start
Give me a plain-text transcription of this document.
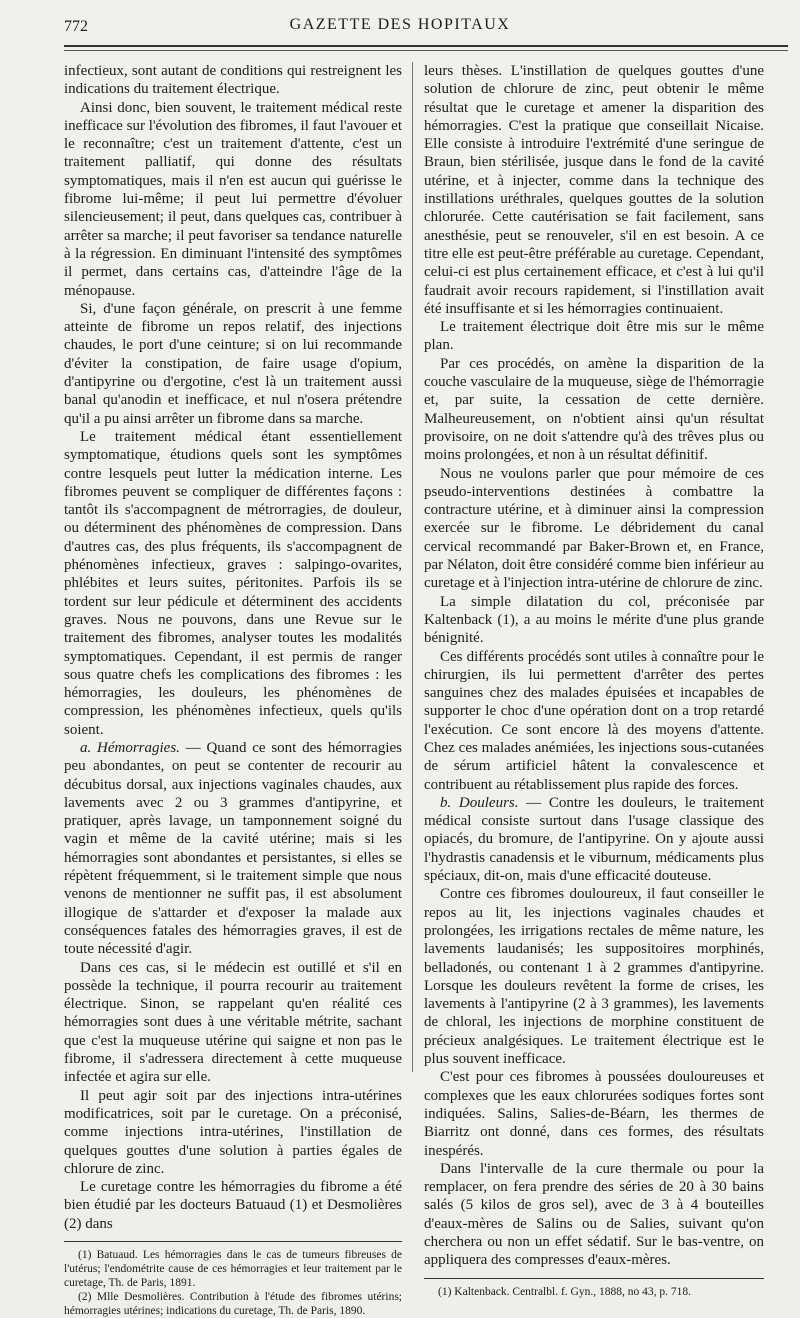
772	GAZETTE DES HOPITAUX

infectieux, sont autant de conditions qui restreignent les indications du traitement électrique.

Ainsi donc, bien souvent, le traitement médical reste inefficace sur l'évolution des fibromes, il faut l'avouer et le reconnaître; c'est un traitement d'attente, c'est un traitement palliatif, qui donne des résultats symptomatiques, mais il n'en est aucun qui guérisse le fibrome lui-même; il peut lui permettre d'évoluer silencieusement; il peut, dans quelques cas, contribuer à arrêter sa marche; il peut favoriser sa tendance naturelle à la régression. En diminuant l'intensité des symptômes il permet, dans certains cas, d'atteindre l'âge de la ménopause.

Si, d'une façon générale, on prescrit à une femme atteinte de fibrome un repos relatif, des injections chaudes, le port d'une ceinture; si on lui recommande d'éviter la constipation, de faire usage d'opium, d'antipyrine ou d'ergotine, c'est là un traitement aussi banal qu'anodin et inefficace, et nul n'osera prétendre qu'il a pu ainsi arrêter un fibrome dans sa marche.

Le traitement médical étant essentiellement symptomatique, étudions quels sont les symptômes contre lesquels peut lutter la médication interne. Les fibromes peuvent se compliquer de différentes façons : tantôt ils s'accompagnent de métrorragies, de douleur, ou déterminent des phénomènes de compression. Dans d'autres cas, des plus fréquents, ils s'accompagnent de phénomènes infectieux, graves : salpingo-ovarites, phlébites et leurs suites, péritonites. Parfois ils se tordent sur leur pédicule et déterminent des accidents graves. Nous ne pouvons, dans une Revue sur le traitement des fibromes, analyser toutes les modalités symptomatiques. Cependant, il est permis de ranger sous quatre chefs les complications des fibromes : les hémorragies, les douleurs, les phénomènes de compression, les phénomènes infectieux, quels qu'ils soient.

a. Hémorragies. — Quand ce sont des hémorragies peu abondantes, on peut se contenter de recourir au décubitus dorsal, aux injections vaginales chaudes, aux lavements avec 2 ou 3 grammes d'antipyrine, et pratiquer, après lavage, un tamponnement soigné du vagin et même de la cavité utérine; mais si les hémorragies sont abondantes et persistantes, si elles se répètent fréquemment, si le traitement simple que nous venons de mentionner ne suffit pas, il est absolument illogique de s'attarder et d'exposer la malade aux conséquences fatales des hémorragies graves, il est de toute nécessité d'agir.

Dans ces cas, si le médecin est outillé et s'il en possède la technique, il pourra recourir au traitement électrique. Sinon, se rappelant qu'en réalité ces hémorragies sont dues à une véritable métrite, sachant que c'est la muqueuse utérine qui saigne et non pas le fibrome, il s'adressera directement à cette muqueuse infectée et agira sur elle.

Il peut agir soit par des injections intra-utérines modificatrices, soit par le curetage. On a préconisé, comme injections intra-utérines, l'instillation de quelques gouttes d'une solution à parties égales de chlorure de zinc.

Le curetage contre les hémorragies du fibrome a été bien étudié par les docteurs Batuaud (1) et Desmolières (2) dans

(1) Batuaud. Les hémorragies dans le cas de tumeurs fibreuses de l'utérus; l'endométrite cause de ces hémorragies et leur traitement par le curetage, Th. de Paris, 1891.

(2) Mlle Desmolières. Contribution à l'étude des fibromes utérins; hémorragies utérines; indications du curetage, Th. de Paris, 1890.

leurs thèses. L'instillation de quelques gouttes d'une solution de chlorure de zinc, peut obtenir le même résultat que le curetage et amener la disparition des hémorragies. C'est la pratique que conseillait Nicaise. Elle consiste à introduire l'extrémité d'une seringue de Braun, bien stérilisée, jusque dans le fond de la cavité utérine, et à injecter, comme dans la technique des instillations uréthrales, quelques gouttes de la solution chlorurée. Cette cautérisation se fait facilement, sans anesthésie, peut se renouveler, s'il en est besoin. A ce titre elle est peut-être préférable au curetage. Cependant, celui-ci est plus certainement efficace, et c'est à lui qu'il faudrait avoir recours rapidement, si l'instillation avait été insuffisante et si les hémorragies continuaient.

Le traitement électrique doit être mis sur le même plan.

Par ces procédés, on amène la disparition de la couche vasculaire de la muqueuse, siège de l'hémorragie et, par suite, la cessation de cette dernière. Malheureusement, on n'obtient ainsi qu'un résultat provisoire, on ne doit s'attendre qu'à des trêves plus ou moins prolongées, et non à un résultat définitif.

Nous ne voulons parler que pour mémoire de ces pseudo-interventions destinées à combattre la contracture utérine, et à diminuer ainsi la compression exercée sur le fibrome. Le débridement du canal cervical recommandé par Baker-Brown et, en France, par Nélaton, doit être considéré comme bien inférieur au curetage et à l'injection intra-utérine de chlorure de zinc.

La simple dilatation du col, préconisée par Kaltenback (1), a au moins le mérite d'une plus grande bénignité.

Ces différents procédés sont utiles à connaître pour le chirurgien, ils lui permettent d'arrêter des pertes sanguines chez des malades épuisées et incapables de supporter le choc d'une opération dont on a trop retardé l'exécution. Ce sont encore là des moyens d'attente. Chez ces malades anémiées, les injections sous-cutanées de sérum artificiel hâtent la convalescence et contribuent au rétablissement plus rapide des forces.

b. Douleurs. — Contre les douleurs, le traitement médical consiste surtout dans l'usage classique des opiacés, du bromure, de l'antipyrine. On y ajoute aussi l'hydrastis canadensis et le viburnum, médicaments plus spéciaux, dit-on, mais d'une efficacité douteuse.

Contre ces fibromes douloureux, il faut conseiller le repos au lit, les injections vaginales chaudes et prolongées, les irrigations rectales de même nature, les lavements laudanisés; les suppositoires morphinés, belladonés, ou contenant 1 à 2 grammes d'antipyrine. Lorsque les douleurs revêtent la forme de crises, les lavements à l'antipyrine (2 à 3 grammes), les lavements de chloral, les injections de morphine constituent de précieux analgésiques. Le traitement électrique est le plus souvent inefficace.

C'est pour ces fibromes à poussées douloureuses et complexes que les eaux chlorurées sodiques fortes sont indiquées. Salins, Salies-de-Béarn, les thermes de Biarritz ont donné, dans ces formes, des résultats inespérés.

Dans l'intervalle de la cure thermale ou pour la remplacer, on fera prendre des séries de 20 à 30 bains salés (5 kilos de gros sel), avec de 3 à 4 bouteilles d'eaux-mères de Salins ou de Salies, suivant qu'on cherchera ou non un effet sédatif. Sur le bas-ventre, on appliquera des compresses d'eaux-mères.

(1) Kaltenback. Centralbl. f. Gyn., 1888, no 43, p. 718.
end
* [REQUIREMENT]
Which lines above contain "être"? Show each of them.

* [TASK RESPONSE]
leurs thèses. L'instillation de quelques gouttes d'une solution de chlorure de zinc, peut obtenir le même résultat que le curetage et amener la disparition des hémorragies. C'est la pratique que conseillait Nicaise. Elle consiste à introduire l'extrémité d'une seringue de Braun, bien stérilisée, jusque dans le fond de la cavité utérine, et à injecter, comme dans la technique des instillations uréthrales, quelques gouttes de la solution chlorurée. Cette cautérisation se fait facilement, sans anesthésie, peut se renouveler, s'il en est besoin. A ce titre elle est peut-être préférable au curetage. Cependant, celui-ci est plus certainement efficace, et c'est à lui qu'il faudrait avoir recours rapidement, si l'instillation avait été insuffisante et si les hémorragies continuaient.
Le traitement électrique doit être mis sur le même plan.
Nous ne voulons parler que pour mémoire de ces pseudo-interventions destinées à combattre la contracture utérine, et à diminuer ainsi la compression exercée sur le fibrome. Le débridement du canal cervical recommandé par Baker-Brown et, en France, par Nélaton, doit être considéré comme bien inférieur au curetage et à l'injection intra-utérine de chlorure de zinc.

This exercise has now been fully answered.